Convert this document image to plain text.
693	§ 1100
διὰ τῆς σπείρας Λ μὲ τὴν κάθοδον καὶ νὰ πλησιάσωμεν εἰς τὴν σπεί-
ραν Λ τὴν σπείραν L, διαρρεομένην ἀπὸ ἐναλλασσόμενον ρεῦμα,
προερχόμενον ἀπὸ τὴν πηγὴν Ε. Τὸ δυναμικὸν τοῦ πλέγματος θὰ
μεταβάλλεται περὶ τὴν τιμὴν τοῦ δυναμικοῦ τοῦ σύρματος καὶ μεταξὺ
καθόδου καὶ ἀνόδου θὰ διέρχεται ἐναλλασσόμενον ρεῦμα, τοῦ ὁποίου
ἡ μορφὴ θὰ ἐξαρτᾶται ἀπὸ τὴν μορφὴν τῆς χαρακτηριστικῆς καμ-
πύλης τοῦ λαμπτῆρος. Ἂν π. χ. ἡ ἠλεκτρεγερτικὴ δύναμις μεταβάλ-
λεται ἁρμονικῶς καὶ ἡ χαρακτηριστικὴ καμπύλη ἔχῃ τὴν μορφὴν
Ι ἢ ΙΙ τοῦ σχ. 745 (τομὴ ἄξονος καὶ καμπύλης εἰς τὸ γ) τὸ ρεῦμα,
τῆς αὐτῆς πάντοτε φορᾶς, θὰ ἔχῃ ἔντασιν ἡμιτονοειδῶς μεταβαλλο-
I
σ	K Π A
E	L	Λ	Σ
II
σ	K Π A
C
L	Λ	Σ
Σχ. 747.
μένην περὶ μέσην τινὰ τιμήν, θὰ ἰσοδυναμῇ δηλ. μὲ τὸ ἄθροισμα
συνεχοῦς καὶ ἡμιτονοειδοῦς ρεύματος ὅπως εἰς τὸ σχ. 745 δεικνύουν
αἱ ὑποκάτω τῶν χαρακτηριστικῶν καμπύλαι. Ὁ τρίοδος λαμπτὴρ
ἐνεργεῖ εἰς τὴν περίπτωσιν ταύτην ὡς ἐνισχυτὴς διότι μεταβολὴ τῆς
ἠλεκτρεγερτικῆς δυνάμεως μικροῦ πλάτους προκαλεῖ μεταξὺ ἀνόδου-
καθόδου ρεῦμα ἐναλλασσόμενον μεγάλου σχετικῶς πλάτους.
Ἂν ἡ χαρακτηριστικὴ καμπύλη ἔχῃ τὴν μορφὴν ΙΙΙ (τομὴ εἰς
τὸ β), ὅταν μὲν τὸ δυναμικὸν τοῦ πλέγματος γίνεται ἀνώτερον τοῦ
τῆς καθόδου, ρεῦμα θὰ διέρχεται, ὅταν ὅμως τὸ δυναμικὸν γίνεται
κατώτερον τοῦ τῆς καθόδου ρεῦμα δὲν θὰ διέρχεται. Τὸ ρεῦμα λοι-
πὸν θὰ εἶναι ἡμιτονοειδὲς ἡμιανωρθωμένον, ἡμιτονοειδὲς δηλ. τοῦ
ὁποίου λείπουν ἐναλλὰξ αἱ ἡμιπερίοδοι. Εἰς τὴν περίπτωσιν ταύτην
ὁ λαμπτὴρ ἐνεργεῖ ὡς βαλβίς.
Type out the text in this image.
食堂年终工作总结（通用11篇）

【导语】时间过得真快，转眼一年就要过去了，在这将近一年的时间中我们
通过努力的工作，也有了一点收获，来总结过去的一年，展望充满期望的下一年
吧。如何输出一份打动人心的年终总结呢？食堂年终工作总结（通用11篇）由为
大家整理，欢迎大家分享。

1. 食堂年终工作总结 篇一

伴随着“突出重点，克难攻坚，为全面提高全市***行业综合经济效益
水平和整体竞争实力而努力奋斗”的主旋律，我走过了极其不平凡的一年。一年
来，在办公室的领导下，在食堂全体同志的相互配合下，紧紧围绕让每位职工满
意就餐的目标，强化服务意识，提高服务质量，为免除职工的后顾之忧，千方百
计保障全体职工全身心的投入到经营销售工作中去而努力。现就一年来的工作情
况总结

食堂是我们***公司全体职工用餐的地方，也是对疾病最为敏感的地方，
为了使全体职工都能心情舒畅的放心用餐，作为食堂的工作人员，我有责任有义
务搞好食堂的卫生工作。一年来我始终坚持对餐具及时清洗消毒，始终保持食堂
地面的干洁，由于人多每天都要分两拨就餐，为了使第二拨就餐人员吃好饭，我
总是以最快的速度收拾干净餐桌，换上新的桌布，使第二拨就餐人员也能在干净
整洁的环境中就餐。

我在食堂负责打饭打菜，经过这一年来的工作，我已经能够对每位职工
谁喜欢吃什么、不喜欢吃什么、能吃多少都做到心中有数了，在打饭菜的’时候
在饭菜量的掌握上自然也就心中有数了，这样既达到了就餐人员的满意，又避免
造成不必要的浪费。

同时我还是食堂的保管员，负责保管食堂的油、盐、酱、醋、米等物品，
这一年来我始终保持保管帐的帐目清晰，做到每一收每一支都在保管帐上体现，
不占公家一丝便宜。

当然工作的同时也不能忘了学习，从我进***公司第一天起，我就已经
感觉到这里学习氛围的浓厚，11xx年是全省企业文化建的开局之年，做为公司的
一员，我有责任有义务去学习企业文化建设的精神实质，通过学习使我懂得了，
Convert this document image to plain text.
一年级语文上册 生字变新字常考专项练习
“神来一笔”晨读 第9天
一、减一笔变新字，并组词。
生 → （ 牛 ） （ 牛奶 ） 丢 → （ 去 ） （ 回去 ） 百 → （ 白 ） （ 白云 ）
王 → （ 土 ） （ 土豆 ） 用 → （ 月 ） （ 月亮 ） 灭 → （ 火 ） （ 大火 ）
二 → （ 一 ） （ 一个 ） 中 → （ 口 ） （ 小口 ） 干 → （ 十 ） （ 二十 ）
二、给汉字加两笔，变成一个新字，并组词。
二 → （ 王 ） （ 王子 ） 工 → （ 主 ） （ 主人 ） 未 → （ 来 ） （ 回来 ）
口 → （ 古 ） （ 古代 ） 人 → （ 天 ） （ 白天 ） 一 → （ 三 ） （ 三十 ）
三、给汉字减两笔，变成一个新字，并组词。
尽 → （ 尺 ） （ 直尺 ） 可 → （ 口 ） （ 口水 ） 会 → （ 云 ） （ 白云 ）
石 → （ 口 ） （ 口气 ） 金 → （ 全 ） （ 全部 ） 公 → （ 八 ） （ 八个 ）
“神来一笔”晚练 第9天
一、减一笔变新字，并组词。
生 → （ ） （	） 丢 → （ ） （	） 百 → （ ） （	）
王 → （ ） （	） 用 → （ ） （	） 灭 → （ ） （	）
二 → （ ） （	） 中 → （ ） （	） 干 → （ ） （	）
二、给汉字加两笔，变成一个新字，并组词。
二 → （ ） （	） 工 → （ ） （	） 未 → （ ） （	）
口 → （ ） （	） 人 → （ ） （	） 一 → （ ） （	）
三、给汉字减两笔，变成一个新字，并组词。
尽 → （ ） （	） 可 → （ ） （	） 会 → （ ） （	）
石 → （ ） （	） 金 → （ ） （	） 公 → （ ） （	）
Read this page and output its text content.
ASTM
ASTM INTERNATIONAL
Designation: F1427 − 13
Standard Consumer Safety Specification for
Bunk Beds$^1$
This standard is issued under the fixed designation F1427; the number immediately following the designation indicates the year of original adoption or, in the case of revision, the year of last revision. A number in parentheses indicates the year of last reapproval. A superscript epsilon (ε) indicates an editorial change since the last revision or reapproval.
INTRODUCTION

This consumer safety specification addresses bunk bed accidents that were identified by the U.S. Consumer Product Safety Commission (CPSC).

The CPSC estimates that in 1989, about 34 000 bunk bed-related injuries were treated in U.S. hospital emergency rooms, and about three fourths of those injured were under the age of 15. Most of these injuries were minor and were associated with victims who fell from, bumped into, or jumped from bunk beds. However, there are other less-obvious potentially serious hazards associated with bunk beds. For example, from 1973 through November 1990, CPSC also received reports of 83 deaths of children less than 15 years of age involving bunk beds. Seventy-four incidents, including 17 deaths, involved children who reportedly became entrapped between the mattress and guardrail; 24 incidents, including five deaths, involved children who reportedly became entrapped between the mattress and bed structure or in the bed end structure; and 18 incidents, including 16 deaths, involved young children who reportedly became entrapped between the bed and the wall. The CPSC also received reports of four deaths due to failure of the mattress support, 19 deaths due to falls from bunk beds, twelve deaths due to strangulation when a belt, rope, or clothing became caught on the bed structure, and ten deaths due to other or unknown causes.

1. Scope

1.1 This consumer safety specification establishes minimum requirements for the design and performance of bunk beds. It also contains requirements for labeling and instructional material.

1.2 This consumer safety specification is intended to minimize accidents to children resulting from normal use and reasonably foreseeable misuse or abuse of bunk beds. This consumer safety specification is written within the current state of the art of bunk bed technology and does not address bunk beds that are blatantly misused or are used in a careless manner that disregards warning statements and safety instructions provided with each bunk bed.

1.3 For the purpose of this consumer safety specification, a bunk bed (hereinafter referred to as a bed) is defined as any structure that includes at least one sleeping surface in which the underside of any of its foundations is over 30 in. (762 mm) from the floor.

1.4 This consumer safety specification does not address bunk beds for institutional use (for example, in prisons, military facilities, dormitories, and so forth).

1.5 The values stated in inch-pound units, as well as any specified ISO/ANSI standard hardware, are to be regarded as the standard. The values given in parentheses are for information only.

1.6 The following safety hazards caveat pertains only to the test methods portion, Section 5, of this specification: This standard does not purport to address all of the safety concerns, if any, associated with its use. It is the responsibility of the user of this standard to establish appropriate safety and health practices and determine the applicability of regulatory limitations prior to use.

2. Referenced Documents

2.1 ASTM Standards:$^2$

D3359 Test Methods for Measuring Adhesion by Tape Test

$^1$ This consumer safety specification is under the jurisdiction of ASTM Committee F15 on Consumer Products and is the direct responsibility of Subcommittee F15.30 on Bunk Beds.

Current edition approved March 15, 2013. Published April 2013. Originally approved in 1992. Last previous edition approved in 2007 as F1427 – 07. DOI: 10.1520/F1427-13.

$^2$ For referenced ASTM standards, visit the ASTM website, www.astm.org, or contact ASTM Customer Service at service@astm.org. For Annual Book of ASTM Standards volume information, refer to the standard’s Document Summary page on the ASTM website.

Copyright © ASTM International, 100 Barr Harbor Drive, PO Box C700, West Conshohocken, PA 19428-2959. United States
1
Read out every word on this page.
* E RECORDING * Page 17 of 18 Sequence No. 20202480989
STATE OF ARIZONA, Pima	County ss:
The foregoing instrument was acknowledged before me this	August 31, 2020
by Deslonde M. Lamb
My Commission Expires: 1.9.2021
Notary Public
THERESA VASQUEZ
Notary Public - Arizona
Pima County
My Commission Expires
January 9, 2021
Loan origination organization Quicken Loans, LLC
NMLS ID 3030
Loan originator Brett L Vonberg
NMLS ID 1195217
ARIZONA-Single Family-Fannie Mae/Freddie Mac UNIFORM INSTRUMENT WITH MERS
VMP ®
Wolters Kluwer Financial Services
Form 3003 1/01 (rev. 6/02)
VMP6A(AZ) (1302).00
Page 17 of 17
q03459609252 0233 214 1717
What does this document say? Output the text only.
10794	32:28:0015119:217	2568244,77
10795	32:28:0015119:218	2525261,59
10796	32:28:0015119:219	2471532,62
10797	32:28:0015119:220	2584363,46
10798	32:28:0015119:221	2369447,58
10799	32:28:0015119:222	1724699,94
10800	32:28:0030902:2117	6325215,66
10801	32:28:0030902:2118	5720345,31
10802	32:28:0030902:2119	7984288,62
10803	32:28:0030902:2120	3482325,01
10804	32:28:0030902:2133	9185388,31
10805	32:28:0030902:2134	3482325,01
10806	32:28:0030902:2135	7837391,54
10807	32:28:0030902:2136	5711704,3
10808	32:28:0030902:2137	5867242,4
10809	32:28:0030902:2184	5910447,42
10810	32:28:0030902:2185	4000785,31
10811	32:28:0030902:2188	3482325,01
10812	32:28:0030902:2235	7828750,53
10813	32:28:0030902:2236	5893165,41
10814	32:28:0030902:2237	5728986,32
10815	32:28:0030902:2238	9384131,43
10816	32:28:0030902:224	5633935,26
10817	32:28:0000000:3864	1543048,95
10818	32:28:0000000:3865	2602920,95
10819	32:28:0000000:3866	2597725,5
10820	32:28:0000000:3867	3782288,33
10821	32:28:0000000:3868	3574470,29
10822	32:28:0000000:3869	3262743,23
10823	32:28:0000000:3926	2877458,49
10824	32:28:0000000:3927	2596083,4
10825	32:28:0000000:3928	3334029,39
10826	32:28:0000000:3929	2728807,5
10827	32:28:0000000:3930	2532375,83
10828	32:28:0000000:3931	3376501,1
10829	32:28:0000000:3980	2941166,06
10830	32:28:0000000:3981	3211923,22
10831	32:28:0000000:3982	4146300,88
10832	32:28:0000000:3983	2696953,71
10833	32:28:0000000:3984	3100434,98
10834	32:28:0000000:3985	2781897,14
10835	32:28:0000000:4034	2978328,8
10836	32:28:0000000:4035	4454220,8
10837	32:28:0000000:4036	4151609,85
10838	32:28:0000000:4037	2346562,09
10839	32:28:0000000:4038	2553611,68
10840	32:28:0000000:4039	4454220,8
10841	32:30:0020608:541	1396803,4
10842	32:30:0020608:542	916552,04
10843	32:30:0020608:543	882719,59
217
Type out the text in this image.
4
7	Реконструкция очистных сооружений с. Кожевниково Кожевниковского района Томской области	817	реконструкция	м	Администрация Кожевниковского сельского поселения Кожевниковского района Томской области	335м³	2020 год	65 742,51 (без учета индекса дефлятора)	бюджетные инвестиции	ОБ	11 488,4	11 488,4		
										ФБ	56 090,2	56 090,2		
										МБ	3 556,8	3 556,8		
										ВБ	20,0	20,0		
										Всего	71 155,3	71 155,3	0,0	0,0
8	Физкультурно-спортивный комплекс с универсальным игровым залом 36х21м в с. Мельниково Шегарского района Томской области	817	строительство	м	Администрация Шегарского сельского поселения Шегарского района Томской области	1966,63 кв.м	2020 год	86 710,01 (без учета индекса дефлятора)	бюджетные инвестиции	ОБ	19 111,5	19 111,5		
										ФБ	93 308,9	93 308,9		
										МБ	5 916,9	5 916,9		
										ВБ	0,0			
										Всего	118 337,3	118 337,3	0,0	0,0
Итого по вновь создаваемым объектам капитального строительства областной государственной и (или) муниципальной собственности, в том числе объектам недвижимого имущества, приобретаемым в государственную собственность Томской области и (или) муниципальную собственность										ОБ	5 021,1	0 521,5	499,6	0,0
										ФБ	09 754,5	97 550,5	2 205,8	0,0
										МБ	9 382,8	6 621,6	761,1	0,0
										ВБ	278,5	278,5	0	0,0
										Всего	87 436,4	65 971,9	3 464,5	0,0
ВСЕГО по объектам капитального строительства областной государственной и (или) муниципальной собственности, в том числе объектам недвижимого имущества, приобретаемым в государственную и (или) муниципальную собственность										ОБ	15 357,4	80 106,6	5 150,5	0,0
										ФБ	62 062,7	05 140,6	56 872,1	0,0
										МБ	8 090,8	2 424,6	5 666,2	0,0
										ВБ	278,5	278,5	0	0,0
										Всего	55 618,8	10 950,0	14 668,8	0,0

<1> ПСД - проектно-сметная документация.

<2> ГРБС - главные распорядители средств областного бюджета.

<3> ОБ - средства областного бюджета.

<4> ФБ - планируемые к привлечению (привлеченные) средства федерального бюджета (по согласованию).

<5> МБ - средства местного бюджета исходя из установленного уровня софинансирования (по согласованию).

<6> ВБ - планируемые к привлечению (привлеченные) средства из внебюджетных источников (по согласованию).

*WORK INSTRUCTIONS*. Reproduce each line of the entries in which the word "ἐνεργεῖ" is found.

*FULL OUTPUT*.
ἐνεργεῖ εἰς τὴν περίπτωσιν ταύτην ὡς ἐνισχυτὴς διότι μεταβολὴ τῆς
ὁ λαμπτὴρ ἐνεργεῖ ὡς βαλβίς.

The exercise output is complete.